**作業の指示:**
1 > LED照明装置についての文章にある「第4に、導光体が柔軟性を有しているため取付相手形状に追従して配置可能となり、配置自由度を拡大できる。」という一文を英語に訳せ。
2 > LED照明装置についての文章から、「第2に、導光体がLED素子の」で始まり「より設計自由度を拡大できる。」で終わる部分をそのまま書き写せ。

**原文の抜粋:**
第1に、LED照明装置を構成している導光体がLED素子の発光面を覆っている被覆体と共に透明の樹脂材を用いて基板に実装されたLED素子、つまりLED構造体にインサート成形により一体化しているため、導光体の組付け作業が不要となり、小型化を図り易く、LED素子に対して防水・防塵効果に優れた構成となる。
第2に、導光体がLED素子の発光面を覆っている被覆体と共に基板に実装されたLED構造体にインサート成形により一体化しているためLED素子の発光面と導光体の間に隙間が無く、それにより光取り出し効率を向上できる。
第3に、本発明は、小型化により設置態様の制約をなくしたり、導光体の形状を相手側である使用箇所に合わせて任意に設定でき、それらにより設計自由度を拡大できる。
第4に、導光体が柔軟性を有しているため取付相手形状に追従して配置可能となり、配置自由度を拡大できる。
一方、請求項8のLED照明装置は、上記第1から第3の利点に加えて、前記被覆体が取付穴に差し込む差込部、及び前記差込部を前記取付穴から抜止可能にする係合部を一体に形成しているため部材数を最小に抑えて付加価値を付与し易くなる。

【図面の簡単な説明】
【0014】
図1】(a)は、本発明の第1実施形態のLED照明装置の模式外観図、(b)は(a)において2点鎖線で示すA部を拡大した拡大図である。

**記録の抜粋:**
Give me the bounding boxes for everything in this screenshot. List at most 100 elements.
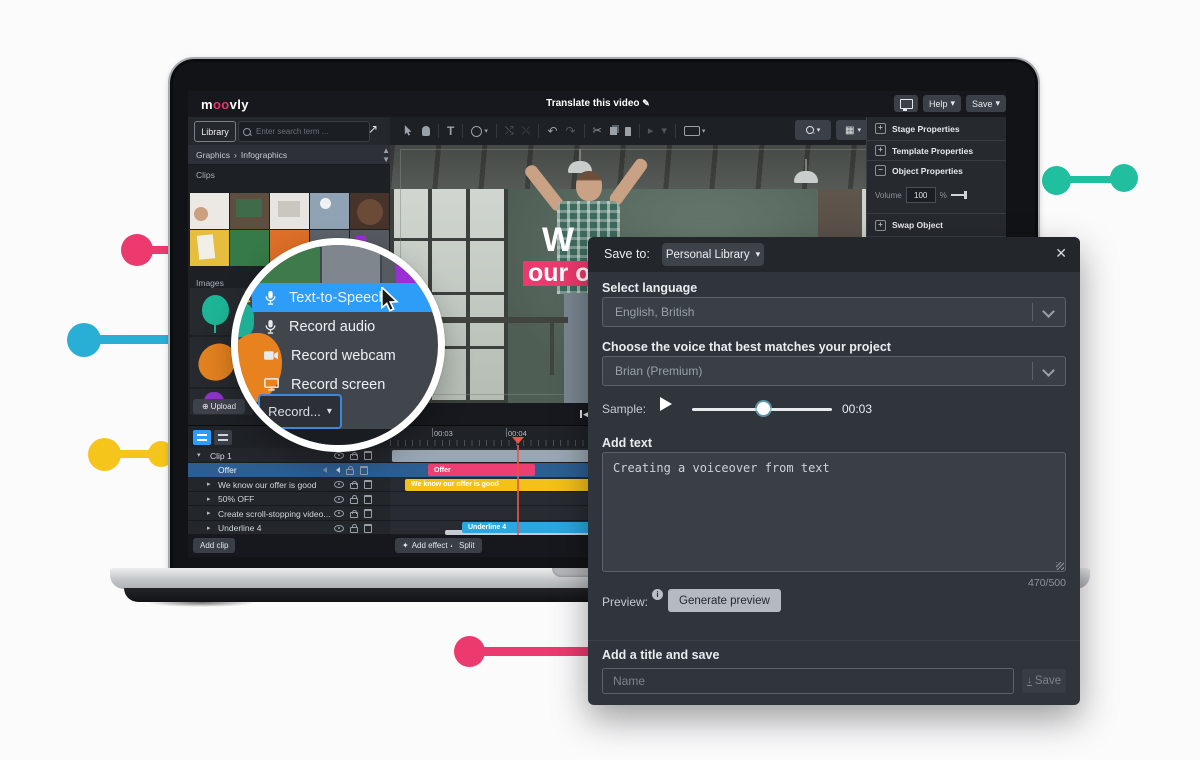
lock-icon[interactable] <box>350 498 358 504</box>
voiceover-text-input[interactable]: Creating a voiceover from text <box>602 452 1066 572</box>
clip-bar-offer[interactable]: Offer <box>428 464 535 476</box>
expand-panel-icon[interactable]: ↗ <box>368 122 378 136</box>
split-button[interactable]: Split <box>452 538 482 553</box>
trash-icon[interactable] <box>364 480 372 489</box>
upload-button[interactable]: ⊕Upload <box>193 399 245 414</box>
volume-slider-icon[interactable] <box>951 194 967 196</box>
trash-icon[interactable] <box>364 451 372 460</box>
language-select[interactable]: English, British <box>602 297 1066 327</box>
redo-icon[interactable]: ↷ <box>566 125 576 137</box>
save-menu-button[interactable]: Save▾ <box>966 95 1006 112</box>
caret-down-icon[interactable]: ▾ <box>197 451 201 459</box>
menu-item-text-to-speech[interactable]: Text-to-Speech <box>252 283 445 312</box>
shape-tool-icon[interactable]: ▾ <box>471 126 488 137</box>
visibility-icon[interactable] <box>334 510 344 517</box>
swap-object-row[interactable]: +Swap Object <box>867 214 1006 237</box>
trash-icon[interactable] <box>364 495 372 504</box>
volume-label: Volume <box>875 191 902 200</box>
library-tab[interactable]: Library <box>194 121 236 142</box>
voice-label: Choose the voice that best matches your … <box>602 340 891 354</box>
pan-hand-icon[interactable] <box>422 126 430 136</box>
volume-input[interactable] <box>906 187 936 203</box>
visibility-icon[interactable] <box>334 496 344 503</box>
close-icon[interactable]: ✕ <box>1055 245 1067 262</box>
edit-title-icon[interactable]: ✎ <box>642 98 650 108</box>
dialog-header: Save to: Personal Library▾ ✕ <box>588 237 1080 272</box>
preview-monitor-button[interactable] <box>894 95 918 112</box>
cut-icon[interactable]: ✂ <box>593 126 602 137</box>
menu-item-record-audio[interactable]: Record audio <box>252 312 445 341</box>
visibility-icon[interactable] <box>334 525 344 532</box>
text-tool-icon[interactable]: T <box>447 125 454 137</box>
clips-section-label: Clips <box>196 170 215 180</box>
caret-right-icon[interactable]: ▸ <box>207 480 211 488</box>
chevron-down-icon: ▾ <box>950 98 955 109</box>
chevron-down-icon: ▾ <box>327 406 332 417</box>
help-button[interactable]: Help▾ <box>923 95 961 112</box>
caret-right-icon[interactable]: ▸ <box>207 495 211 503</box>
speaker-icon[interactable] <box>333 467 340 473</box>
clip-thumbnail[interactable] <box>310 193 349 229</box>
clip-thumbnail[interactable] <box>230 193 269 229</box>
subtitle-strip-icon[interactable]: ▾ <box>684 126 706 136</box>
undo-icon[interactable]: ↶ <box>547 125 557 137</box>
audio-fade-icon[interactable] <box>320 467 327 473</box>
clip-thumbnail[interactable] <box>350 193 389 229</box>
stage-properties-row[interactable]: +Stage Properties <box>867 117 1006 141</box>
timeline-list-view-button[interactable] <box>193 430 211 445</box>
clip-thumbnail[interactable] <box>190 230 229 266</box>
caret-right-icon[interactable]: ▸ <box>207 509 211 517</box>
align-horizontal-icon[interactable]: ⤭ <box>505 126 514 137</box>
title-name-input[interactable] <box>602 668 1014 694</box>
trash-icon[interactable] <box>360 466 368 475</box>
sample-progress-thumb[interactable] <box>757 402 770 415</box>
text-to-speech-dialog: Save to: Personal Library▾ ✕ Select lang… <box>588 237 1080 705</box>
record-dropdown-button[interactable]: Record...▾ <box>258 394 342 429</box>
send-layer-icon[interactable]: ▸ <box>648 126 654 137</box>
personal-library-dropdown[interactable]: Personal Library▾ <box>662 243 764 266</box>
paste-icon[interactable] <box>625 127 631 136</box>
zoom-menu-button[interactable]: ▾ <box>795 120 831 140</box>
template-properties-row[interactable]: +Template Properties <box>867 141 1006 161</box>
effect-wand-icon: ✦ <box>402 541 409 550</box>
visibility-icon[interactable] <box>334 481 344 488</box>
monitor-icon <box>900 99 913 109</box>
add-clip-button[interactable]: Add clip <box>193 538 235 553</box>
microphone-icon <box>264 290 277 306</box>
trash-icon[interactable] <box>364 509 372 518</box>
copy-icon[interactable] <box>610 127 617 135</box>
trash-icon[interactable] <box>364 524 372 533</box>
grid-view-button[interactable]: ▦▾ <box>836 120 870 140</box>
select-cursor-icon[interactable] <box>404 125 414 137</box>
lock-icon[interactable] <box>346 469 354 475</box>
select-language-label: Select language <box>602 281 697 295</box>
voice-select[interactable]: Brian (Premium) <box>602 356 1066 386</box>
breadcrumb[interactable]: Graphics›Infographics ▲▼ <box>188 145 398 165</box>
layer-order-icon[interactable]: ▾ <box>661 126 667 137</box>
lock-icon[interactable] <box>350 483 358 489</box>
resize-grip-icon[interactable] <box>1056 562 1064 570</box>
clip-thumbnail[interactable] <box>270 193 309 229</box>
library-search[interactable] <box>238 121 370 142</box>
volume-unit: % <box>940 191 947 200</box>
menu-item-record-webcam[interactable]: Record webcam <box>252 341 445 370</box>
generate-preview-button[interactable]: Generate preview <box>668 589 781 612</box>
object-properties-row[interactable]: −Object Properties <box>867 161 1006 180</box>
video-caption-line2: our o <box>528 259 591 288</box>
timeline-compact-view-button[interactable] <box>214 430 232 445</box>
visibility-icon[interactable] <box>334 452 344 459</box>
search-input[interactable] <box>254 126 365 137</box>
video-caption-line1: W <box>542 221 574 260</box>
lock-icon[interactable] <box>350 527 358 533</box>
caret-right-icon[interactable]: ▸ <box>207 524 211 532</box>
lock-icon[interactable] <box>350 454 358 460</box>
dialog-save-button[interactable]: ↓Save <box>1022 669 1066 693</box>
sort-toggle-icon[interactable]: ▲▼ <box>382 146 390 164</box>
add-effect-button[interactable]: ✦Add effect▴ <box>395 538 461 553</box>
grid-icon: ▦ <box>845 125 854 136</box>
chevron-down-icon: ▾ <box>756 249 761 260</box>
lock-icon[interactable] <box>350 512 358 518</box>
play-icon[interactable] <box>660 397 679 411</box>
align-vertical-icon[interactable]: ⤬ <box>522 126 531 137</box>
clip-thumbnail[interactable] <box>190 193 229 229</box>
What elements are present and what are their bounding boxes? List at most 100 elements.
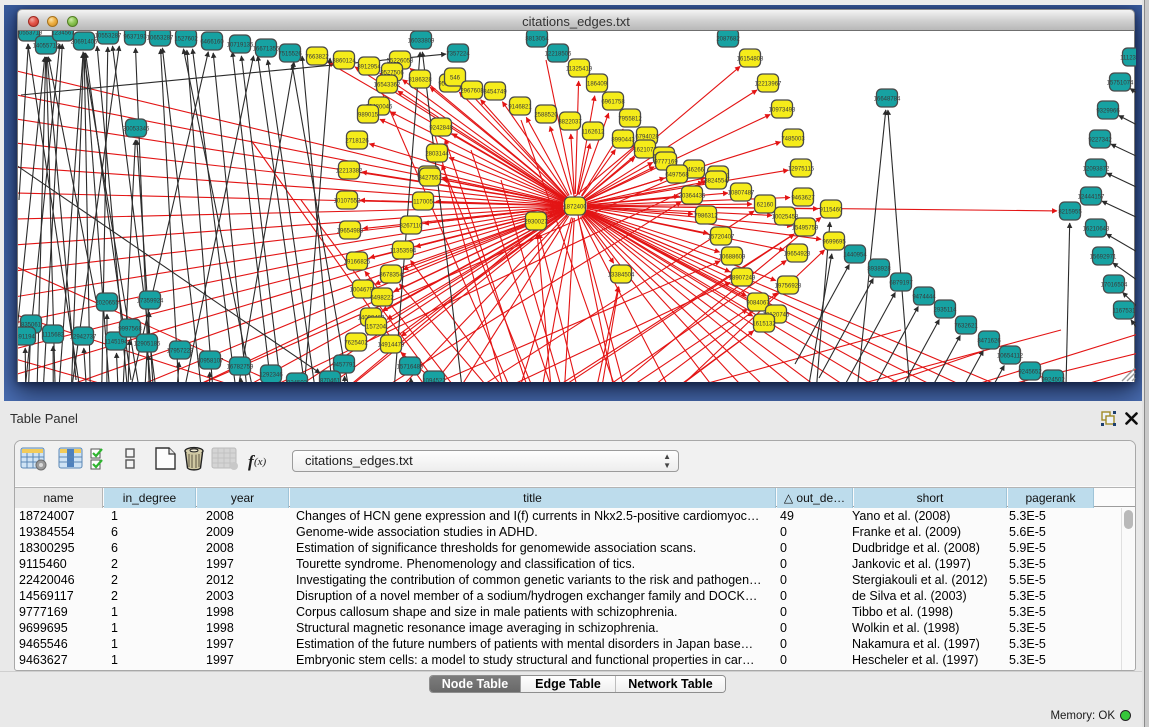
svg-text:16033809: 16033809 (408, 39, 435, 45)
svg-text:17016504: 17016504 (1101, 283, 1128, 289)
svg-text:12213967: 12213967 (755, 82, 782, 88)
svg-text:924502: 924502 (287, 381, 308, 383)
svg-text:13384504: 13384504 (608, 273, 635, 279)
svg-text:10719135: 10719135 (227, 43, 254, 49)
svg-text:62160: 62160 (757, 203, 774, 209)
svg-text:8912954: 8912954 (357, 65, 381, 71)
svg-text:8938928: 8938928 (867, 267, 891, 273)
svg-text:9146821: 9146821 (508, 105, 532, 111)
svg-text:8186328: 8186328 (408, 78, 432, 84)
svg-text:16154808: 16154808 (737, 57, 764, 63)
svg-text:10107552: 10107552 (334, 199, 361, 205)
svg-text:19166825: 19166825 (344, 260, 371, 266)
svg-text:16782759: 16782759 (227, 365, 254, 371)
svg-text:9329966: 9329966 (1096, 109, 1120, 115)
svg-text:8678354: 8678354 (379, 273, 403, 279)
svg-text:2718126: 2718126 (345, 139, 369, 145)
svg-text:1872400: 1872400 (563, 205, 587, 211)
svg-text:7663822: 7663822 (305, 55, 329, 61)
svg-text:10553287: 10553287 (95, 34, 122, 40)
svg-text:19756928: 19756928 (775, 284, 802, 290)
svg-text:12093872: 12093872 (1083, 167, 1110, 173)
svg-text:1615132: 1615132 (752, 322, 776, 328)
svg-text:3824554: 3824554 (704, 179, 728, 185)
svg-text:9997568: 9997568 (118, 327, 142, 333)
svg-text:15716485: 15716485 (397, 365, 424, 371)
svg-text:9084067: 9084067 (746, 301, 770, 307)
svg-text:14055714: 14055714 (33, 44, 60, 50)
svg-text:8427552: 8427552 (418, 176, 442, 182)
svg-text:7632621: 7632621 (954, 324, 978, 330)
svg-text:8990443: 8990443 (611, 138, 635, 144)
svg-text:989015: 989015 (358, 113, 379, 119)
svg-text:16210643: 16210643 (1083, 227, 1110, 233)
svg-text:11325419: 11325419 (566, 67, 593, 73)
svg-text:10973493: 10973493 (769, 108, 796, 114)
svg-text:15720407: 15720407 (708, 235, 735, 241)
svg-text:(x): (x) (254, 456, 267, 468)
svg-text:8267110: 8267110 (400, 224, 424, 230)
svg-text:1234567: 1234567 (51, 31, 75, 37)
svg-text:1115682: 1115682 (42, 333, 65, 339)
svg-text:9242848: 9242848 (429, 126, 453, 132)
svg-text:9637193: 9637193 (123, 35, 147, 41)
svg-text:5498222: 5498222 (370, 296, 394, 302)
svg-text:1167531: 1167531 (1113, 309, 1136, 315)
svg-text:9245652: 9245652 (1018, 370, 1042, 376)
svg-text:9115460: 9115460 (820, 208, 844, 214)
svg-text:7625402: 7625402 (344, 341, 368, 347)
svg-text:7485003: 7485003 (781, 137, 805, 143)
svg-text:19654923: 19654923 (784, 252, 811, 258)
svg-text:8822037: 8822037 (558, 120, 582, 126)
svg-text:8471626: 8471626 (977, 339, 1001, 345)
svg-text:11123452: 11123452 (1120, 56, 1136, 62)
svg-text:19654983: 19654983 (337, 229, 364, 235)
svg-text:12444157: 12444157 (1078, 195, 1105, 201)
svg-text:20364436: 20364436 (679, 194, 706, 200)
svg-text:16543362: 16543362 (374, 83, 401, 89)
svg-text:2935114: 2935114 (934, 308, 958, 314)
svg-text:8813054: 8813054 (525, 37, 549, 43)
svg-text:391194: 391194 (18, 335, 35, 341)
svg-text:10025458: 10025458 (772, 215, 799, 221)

**回答:**
1 > Fourth, because the light guide is flexible, it can be arranged to follow the shape of the part it is mounted on, which increases the freedom of arrangement.

2 >
第2に、導光体がLED素子の発光面を覆っている被覆体と共に基板に実装されたLED構造体にインサート成形により一体化しているためLED素子の発光面と導光体の間に隙間が無く、それにより光取り出し効率を向上できる。
第3に、本発明は、小型化により設置態様の制約をなくしたり、導光体の形状を相手側である使用箇所に合わせて任意に設定でき、それらにより設計自由度を拡大できる。